(Stored data)
Start

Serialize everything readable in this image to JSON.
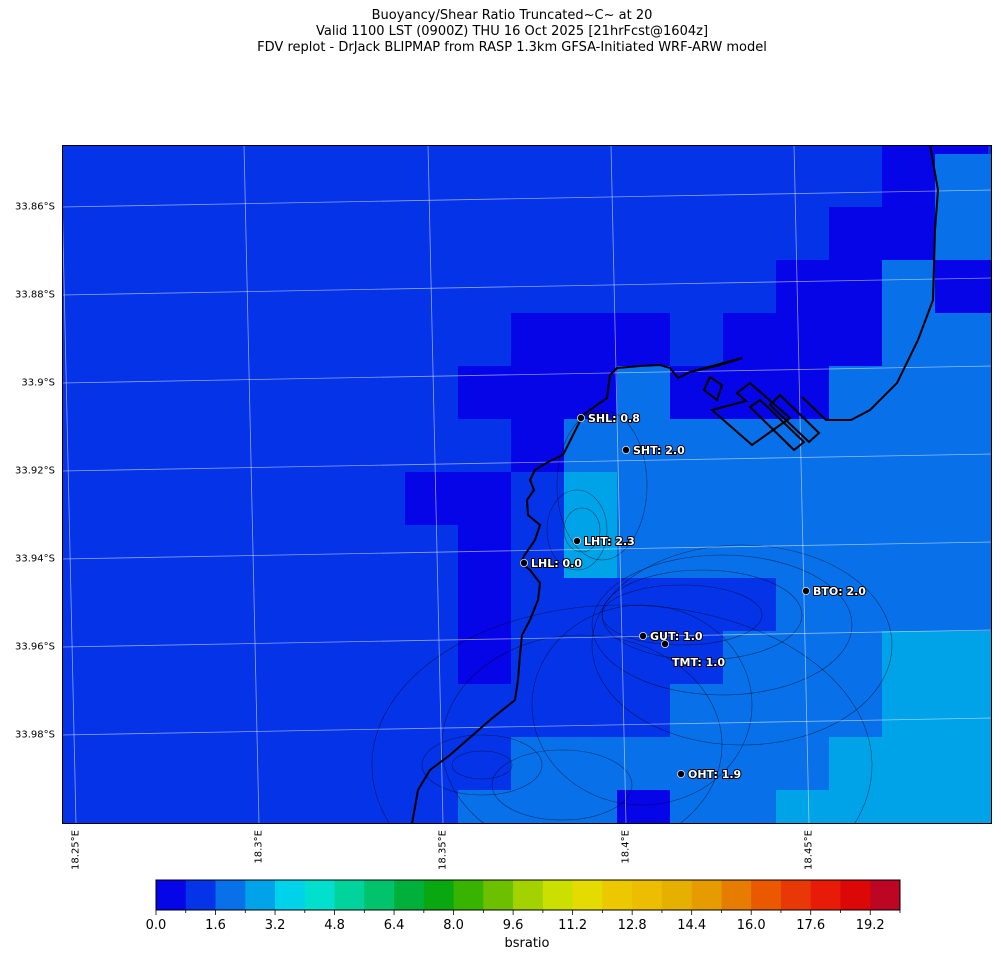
{
  "title": {
    "line1": "Buoyancy/Shear Ratio Truncated~C~    at 20",
    "line2": "Valid 1100 LST (0900Z) THU 16 Oct 2025 [21hrFcst@1604z]",
    "line3": "FDV replot - DrJack BLIPMAP from RASP 1.3km GFSA-Initiated WRF-ARW model"
  },
  "chart_data": {
    "type": "heatmap",
    "variable": "bsratio",
    "lat_ticks": [
      "33.86°S",
      "33.88°S",
      "33.9°S",
      "33.92°S",
      "33.94°S",
      "33.96°S",
      "33.98°S"
    ],
    "lon_ticks": [
      "18.25°E",
      "18.3°E",
      "18.35°E",
      "18.4°E",
      "18.45°E"
    ],
    "colorbar": {
      "label": "bsratio",
      "range": [
        0,
        20
      ],
      "step": 0.8,
      "tick_labels": [
        "0.0",
        "1.6",
        "3.2",
        "4.8",
        "6.4",
        "8.0",
        "9.6",
        "11.2",
        "12.8",
        "14.4",
        "16.0",
        "17.6",
        "19.2"
      ],
      "colors": [
        "#0505e8",
        "#0433e8",
        "#0870e8",
        "#00a2e8",
        "#00d2ea",
        "#00e0cc",
        "#00d49c",
        "#00c36c",
        "#00b03a",
        "#0aa810",
        "#38b400",
        "#6cc000",
        "#a2d200",
        "#cce000",
        "#e4dc00",
        "#ecc800",
        "#ecbd00",
        "#e6b000",
        "#e69c00",
        "#e67c00",
        "#ea5800",
        "#e83808",
        "#e81a08",
        "#dc0808",
        "#bc0624"
      ]
    },
    "grid_levels_default": 1,
    "grid_levels": [
      [
        1,
        1,
        1,
        1,
        1,
        1,
        1,
        1,
        1,
        1,
        1,
        1,
        1,
        1,
        1,
        1,
        0,
        0,
        1
      ],
      [
        1,
        1,
        1,
        1,
        1,
        1,
        1,
        1,
        1,
        1,
        1,
        1,
        1,
        1,
        1,
        1,
        0,
        2,
        2
      ],
      [
        1,
        1,
        1,
        1,
        1,
        1,
        1,
        1,
        1,
        1,
        1,
        1,
        1,
        1,
        1,
        0,
        0,
        2,
        2
      ],
      [
        1,
        1,
        1,
        1,
        1,
        1,
        1,
        1,
        1,
        1,
        1,
        1,
        1,
        1,
        0,
        0,
        2,
        0,
        0
      ],
      [
        1,
        1,
        1,
        1,
        1,
        1,
        1,
        1,
        1,
        0,
        0,
        0,
        1,
        0,
        0,
        0,
        2,
        2,
        2
      ],
      [
        1,
        1,
        1,
        1,
        1,
        1,
        1,
        1,
        0,
        0,
        0,
        2,
        0,
        0,
        0,
        2,
        2,
        2,
        2
      ],
      [
        1,
        1,
        1,
        1,
        1,
        1,
        1,
        1,
        1,
        0,
        2,
        2,
        2,
        2,
        2,
        2,
        2,
        2,
        2
      ],
      [
        1,
        1,
        1,
        1,
        1,
        1,
        1,
        0,
        0,
        1,
        3,
        2,
        2,
        2,
        2,
        2,
        2,
        2,
        2
      ],
      [
        1,
        1,
        1,
        1,
        1,
        1,
        1,
        1,
        0,
        1,
        3,
        2,
        2,
        2,
        2,
        2,
        2,
        2,
        2
      ],
      [
        1,
        1,
        1,
        1,
        1,
        1,
        1,
        1,
        0,
        1,
        1,
        1,
        1,
        1,
        2,
        2,
        2,
        2,
        2
      ],
      [
        1,
        1,
        1,
        1,
        1,
        1,
        1,
        1,
        0,
        1,
        1,
        1,
        1,
        2,
        2,
        2,
        3,
        3,
        3
      ],
      [
        1,
        1,
        1,
        1,
        1,
        1,
        1,
        1,
        1,
        1,
        1,
        1,
        2,
        2,
        2,
        2,
        3,
        3,
        3
      ],
      [
        1,
        1,
        1,
        1,
        1,
        1,
        1,
        1,
        1,
        2,
        2,
        2,
        2,
        2,
        2,
        3,
        3,
        3,
        3
      ],
      [
        1,
        1,
        1,
        1,
        1,
        1,
        1,
        1,
        2,
        2,
        2,
        0,
        2,
        2,
        3,
        3,
        3,
        3,
        3
      ]
    ],
    "stations": [
      {
        "id": "SHL",
        "label": "SHL: 0.8",
        "value": 0.8
      },
      {
        "id": "SHT",
        "label": "SHT: 2.0",
        "value": 2.0
      },
      {
        "id": "LHT",
        "label": "LHT: 2.3",
        "value": 2.3
      },
      {
        "id": "LHL",
        "label": "LHL: 0.0",
        "value": 0.0
      },
      {
        "id": "BTO",
        "label": "BTO: 2.0",
        "value": 2.0
      },
      {
        "id": "GUT",
        "label": "GUT: 1.0",
        "value": 1.0
      },
      {
        "id": "TMT",
        "label": "TMT: 1.0",
        "value": 1.0
      },
      {
        "id": "OHT",
        "label": "OHT: 1.9",
        "value": 1.9
      }
    ]
  }
}
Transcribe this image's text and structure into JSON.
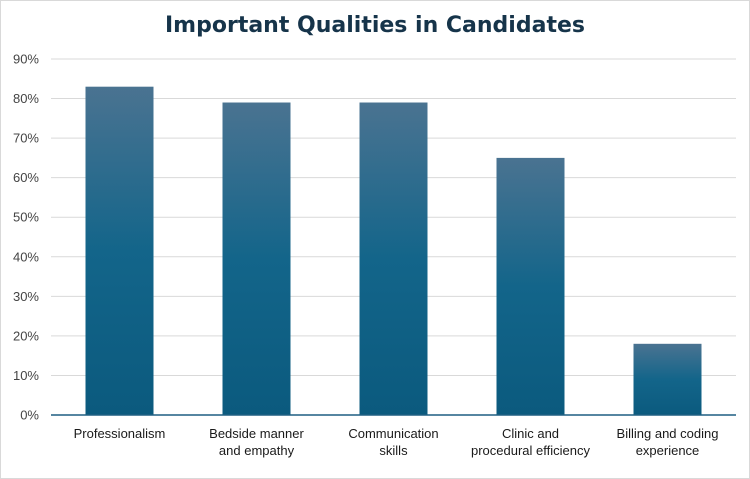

End

Retype the entries word for word. Omit any images.

Serialize everything readable in this image to JSON.
{
  "title": {
    "line1": "Buoyancy/Shear Ratio Truncated~C~    at 20",
    "line2": "Valid 1100 LST (0900Z) THU 16 Oct 2025 [21hrFcst@1604z]",
    "line3": "FDV replot - DrJack BLIPMAP from RASP 1.3km GFSA-Initiated WRF-ARW model"
  },
  "chart_data": {
    "type": "heatmap",
    "variable": "bsratio",
    "lat_ticks": [
      "33.86°S",
      "33.88°S",
      "33.9°S",
      "33.92°S",
      "33.94°S",
      "33.96°S",
      "33.98°S"
    ],
    "lon_ticks": [
      "18.25°E",
      "18.3°E",
      "18.35°E",
      "18.4°E",
      "18.45°E"
    ],
    "colorbar": {
      "label": "bsratio",
      "range": [
        0,
        20
      ],
      "step": 0.8,
      "tick_labels": [
        "0.0",
        "1.6",
        "3.2",
        "4.8",
        "6.4",
        "8.0",
        "9.6",
        "11.2",
        "12.8",
        "14.4",
        "16.0",
        "17.6",
        "19.2"
      ],
      "colors": [
        "#0505e8",
        "#0433e8",
        "#0870e8",
        "#00a2e8",
        "#00d2ea",
        "#00e0cc",
        "#00d49c",
        "#00c36c",
        "#00b03a",
        "#0aa810",
        "#38b400",
        "#6cc000",
        "#a2d200",
        "#cce000",
        "#e4dc00",
        "#ecc800",
        "#ecbd00",
        "#e6b000",
        "#e69c00",
        "#e67c00",
        "#ea5800",
        "#e83808",
        "#e81a08",
        "#dc0808",
        "#bc0624"
      ]
    },
    "grid_levels_default": 1,
    "grid_levels": [
      [
        1,
        1,
        1,
        1,
        1,
        1,
        1,
        1,
        1,
        1,
        1,
        1,
        1,
        1,
        1,
        1,
        0,
        0,
        1
      ],
      [
        1,
        1,
        1,
        1,
        1,
        1,
        1,
        1,
        1,
        1,
        1,
        1,
        1,
        1,
        1,
        1,
        0,
        2,
        2
      ],
      [
        1,
        1,
        1,
        1,
        1,
        1,
        1,
        1,
        1,
        1,
        1,
        1,
        1,
        1,
        1,
        0,
        0,
        2,
        2
      ],
      [
        1,
        1,
        1,
        1,
        1,
        1,
        1,
        1,
        1,
        1,
        1,
        1,
        1,
        1,
        0,
        0,
        2,
        0,
        0
      ],
      [
        1,
        1,
        1,
        1,
        1,
        1,
        1,
        1,
        1,
        0,
        0,
        0,
        1,
        0,
        0,
        0,
        2,
        2,
        2
      ],
      [
        1,
        1,
        1,
        1,
        1,
        1,
        1,
        1,
        0,
        0,
        0,
        2,
        0,
        0,
        0,
        2,
        2,
        2,
        2
      ],
      [
        1,
        1,
        1,
        1,
        1,
        1,
        1,
        1,
        1,
        0,
        2,
        2,
        2,
        2,
        2,
        2,
        2,
        2,
        2
      ],
      [
        1,
        1,
        1,
        1,
        1,
        1,
        1,
        0,
        0,
        1,
        3,
        2,
        2,
        2,
        2,
        2,
        2,
        2,
        2
      ],
      [
        1,
        1,
        1,
        1,
        1,
        1,
        1,
        1,
        0,
        1,
        3,
        2,
        2,
        2,
        2,
        2,
        2,
        2,
        2
      ],
      [
        1,
        1,
        1,
        1,
        1,
        1,
        1,
        1,
        0,
        1,
        1,
        1,
        1,
        1,
        2,
        2,
        2,
        2,
        2
      ],
      [
        1,
        1,
        1,
        1,
        1,
        1,
        1,
        1,
        0,
        1,
        1,
        1,
        1,
        2,
        2,
        2,
        3,
        3,
        3
      ],
      [
        1,
        1,
        1,
        1,
        1,
        1,
        1,
        1,
        1,
        1,
        1,
        1,
        2,
        2,
        2,
        2,
        3,
        3,
        3
      ],
      [
        1,
        1,
        1,
        1,
        1,
        1,
        1,
        1,
        1,
        2,
        2,
        2,
        2,
        2,
        2,
        3,
        3,
        3,
        3
      ],
      [
        1,
        1,
        1,
        1,
        1,
        1,
        1,
        1,
        2,
        2,
        2,
        0,
        2,
        2,
        3,
        3,
        3,
        3,
        3
      ]
    ],
    "stations": [
      {
        "id": "SHL",
        "label": "SHL: 0.8",
        "value": 0.8
      },
      {
        "id": "SHT",
        "label": "SHT: 2.0",
        "value": 2.0
      },
      {
        "id": "LHT",
        "label": "LHT: 2.3",
        "value": 2.3
      },
      {
        "id": "LHL",
        "label": "LHL: 0.0",
        "value": 0.0
      },
      {
        "id": "BTO",
        "label": "BTO: 2.0",
        "value": 2.0
      },
      {
        "id": "GUT",
        "label": "GUT: 1.0",
        "value": 1.0
      },
      {
        "id": "TMT",
        "label": "TMT: 1.0",
        "value": 1.0
      },
      {
        "id": "OHT",
        "label": "OHT: 1.9",
        "value": 1.9
      }
    ]
  }
}
Transcribe this image's text and structure into JSON.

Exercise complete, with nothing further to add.